Han tenido lugar muchas declaraciones y manifestaciones, algunas violentas, y de repente la gente se ha dado cuenta de que algunas películas de Hollywood presentaban tintes racistas –ya fueran basadas en hechos reales o no-, así como que algunas estatuas de personajes históricos representaban figuras relacionadas con la esclavitud y por eso se las ha derribado, hundido en el agua o manchado con pintura.

Resulta difícil establecer claridad y debatir con seriedad en medio de una bulimia informativa. Una vez más, estamos desaprovechando la ocasión de hablar con fundamento sobre las raíces de esta violencia, de esta pobreza civil y cultural que siempre se encuentra en los cimientos del racismo.

En primer lugar, hay una violencia racista que se fundamenta en el concepto de supremacismo racial, cultural, religioso… Segundo, hablamos de la violencia de la pobreza, que se da en una nación incapaz de proporcionar un trabajo digno -no un subsidio- a sus ciudadanos, junto con un Estado de bienestar gratuito y adecuado para todos. Por último está la “violencia de la violencia”, que impacta en un país donde la libertad de circulación de armas establece una difícil relación entre ciudadanos y fuerzas policiales, que no tienen confianza mutua.

El supremacismo tiene lugar en el mundo anglosajón, así como en el latino, el semítico o el chino, en relación con otros grupos étnicos o religiosos. La práctica de mantener a los esclavos africanos físicamente fuertes pero psicológicamente débiles en el sur estadounidense se logró destruyendo la unidad familiar, dispersando y revendiendo a parientes e hijos, violando a las mujeres… Pero no es nuevo:ha ocurrido así desde la Antigüedad.

Otra práctica más contemporánea es el linchamiento, una “innovación” relacionada con los hermanos cuáqueros Charles y William Lynch en el siglo XVIII para que los subordinados negros fueran más miedosos y sumisos a sus patrones. Se ha empleado en muchas colonias de imperios europeos, pero también en EE. UU. contra personas de origen no africano, como los italianos.

La violencia de los amos y los colonos es el origen, en los siglos siguientes, de la pobreza económica y cultural, los altos índices de alcoholismo de los nativos americanos y los aborígenes australianos, y una profunda dificultad de integración de muchas minorías en el Estado como ciudadanos del sistema económico internacional y local. Aunque en EE. UU. el colectivo de personas negras ha sido capaz de crear un lobby (NAACP), universidades de prestigio y su propia inteligencia cultural, desde W.E.B. Du Bois y Frederick Douglass a Thurgood Marshall y Cornel West, los datos siguen indicando que la población negra es mayoritaria en las prisiones y entre las clases más pobres.

▬▬▬▬▬▬▬▬▬▬

Aplica lo leído:
• A. Según el fragmento sobre el racismo, ¿con qué hermanos se relaciona el origen del linchamiento?
• B. Indica si cada afirmación concuerda con el fragmento sobre el racismo y cita las palabras que lo deciden: (i) el linchamiento se empleó en EE. UU. solo contra personas de origen africano; (ii) el supremacismo se da únicamente en el mundo anglosajón; (iii) los datos indican que la población negra es mayoritaria en las prisiones.
• C. Escribe la continuación del fragmento sobre el racismo a partir de su última oración.

[Datos de detección de la estructura del documento]
▬▬▬▬▬▬▬▬▬▬

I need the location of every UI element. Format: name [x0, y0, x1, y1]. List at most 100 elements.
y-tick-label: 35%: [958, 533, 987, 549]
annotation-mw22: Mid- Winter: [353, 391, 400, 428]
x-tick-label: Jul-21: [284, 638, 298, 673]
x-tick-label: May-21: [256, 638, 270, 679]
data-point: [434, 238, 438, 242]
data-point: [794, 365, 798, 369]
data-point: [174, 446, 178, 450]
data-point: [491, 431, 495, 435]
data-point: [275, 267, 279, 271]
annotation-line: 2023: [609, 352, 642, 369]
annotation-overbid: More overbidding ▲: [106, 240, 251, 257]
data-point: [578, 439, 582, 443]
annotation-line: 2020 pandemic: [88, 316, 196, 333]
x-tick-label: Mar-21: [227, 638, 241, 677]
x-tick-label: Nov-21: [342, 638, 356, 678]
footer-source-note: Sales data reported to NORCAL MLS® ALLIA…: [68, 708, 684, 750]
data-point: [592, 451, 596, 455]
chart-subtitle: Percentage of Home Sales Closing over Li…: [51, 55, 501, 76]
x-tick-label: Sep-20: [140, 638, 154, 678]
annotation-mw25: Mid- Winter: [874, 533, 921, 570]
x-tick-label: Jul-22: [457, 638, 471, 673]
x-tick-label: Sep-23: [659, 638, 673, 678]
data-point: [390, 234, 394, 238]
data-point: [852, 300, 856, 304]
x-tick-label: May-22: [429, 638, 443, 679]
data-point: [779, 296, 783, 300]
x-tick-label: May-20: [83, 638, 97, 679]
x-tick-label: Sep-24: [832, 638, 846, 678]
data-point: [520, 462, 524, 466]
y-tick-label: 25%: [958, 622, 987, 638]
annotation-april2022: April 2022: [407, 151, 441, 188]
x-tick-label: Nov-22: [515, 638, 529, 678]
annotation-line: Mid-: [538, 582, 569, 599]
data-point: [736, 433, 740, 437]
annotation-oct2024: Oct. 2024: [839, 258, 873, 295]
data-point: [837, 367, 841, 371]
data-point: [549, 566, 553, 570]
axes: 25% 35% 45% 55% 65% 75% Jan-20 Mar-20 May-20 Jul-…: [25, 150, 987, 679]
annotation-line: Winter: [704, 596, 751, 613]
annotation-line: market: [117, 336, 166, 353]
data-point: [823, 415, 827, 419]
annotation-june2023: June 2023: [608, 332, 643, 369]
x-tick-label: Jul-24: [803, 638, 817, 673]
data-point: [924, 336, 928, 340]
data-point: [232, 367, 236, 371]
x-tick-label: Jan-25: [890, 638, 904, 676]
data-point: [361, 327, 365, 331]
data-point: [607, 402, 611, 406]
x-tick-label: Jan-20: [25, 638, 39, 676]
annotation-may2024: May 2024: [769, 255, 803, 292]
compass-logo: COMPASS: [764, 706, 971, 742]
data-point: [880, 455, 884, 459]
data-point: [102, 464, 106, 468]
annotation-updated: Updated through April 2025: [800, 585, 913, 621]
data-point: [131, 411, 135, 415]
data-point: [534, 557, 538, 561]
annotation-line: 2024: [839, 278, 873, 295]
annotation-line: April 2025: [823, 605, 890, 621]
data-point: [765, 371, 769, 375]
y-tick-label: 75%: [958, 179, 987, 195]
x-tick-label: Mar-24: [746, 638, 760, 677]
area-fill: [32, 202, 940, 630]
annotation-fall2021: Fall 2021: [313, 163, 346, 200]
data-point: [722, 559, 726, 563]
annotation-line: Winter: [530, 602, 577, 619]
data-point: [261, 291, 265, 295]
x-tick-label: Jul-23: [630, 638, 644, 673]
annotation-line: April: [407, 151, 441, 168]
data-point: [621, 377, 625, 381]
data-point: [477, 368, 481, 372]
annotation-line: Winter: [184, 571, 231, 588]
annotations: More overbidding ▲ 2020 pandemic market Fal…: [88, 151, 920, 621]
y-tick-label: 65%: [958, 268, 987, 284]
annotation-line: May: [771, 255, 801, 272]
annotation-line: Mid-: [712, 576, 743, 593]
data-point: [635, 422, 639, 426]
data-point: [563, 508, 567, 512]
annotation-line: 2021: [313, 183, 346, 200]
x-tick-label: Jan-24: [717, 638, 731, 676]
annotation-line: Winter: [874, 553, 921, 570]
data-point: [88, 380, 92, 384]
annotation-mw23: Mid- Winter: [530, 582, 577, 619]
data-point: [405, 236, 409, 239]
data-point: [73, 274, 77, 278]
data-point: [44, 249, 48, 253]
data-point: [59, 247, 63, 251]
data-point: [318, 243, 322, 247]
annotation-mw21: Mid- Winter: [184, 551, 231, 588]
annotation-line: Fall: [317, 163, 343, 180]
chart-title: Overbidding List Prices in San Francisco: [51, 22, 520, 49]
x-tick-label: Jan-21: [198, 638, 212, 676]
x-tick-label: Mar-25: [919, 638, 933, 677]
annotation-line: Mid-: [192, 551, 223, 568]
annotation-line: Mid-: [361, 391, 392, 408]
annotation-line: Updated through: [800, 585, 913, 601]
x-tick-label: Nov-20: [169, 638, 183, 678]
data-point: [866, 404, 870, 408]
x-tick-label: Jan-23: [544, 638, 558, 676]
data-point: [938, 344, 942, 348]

▬▬▬▬▬▬▬▬▬▬

Soluciones del ejercicio:
• A. Con los hermanos cuáqueros Charles y William Lynch, en el siglo XVIII.

• B.
(i) No: "pero también en EE. UU. contra personas de origen no africano, como los italianos".
(ii) No: "El supremacismo tiene lugar en el mundo anglosajón, así como en el latino, el semítico o el chino".
(iii) Sí: "los datos siguen indicando que la población negra es mayoritaria en las prisiones y entre las clases más pobres".

• C.
Junto con esto, es importante recordar la peculiaridad estadounidense de la excesiva libertad en la compra y venta de armas automáticas. Esta viene garantizada por la segunda enmienda de la constitución, escrita a finales del siglo XVIII, cuando las armas eran de carga manual. En 2019, las muertes por armas de fuego (sin contar los suicidios) ascendieron a 15.208; en 2018 fueron 14.789 y en 2017, 15.679 (datos del Gun Violence Archive); una triste continuidad en las cifras. Un Estado que se considera democrático no puede permitir estas masacres al año.

Se trata del país con el ejército más poderoso y mejor armado del mundo; con el número más elevado de policías y fuerzas de seguridad (800.000 en 2000-2006, según el Departamento de Justicia Americano); y el número más elevado de prisioneros en las cárceles de países democráticos, 698 personas por 100.000 habitantes (2018), un total de 2,2 millones de ciudadanos en 2016. En 2010, por cada 100.000 habitantes había 2.306 prisioneros negros, 831 latinos y 450 blancos.

La otra cara del debate es la incapacidad histórica del mundo supremacista y colonialista –y este rasgo no es exclusivo de Occidente- de admitir y reconsiderar los errores del pasado. No es una cuestión de retirar estatuas, sino de cambiar la mentalidad de las personas que, escondidas tras una presunta superioridad cultural, étnica o religiosa, alimentan un sistema desigual e injusto, vinculado a una narrativa histórica fundamentada en una mentalidad colonial y poscolonial.

Si no se enriquece el debate mediático sobre estas cuestiones con la perspectiva cultural y académica, la muerte de George Floyd habrá sido en vano.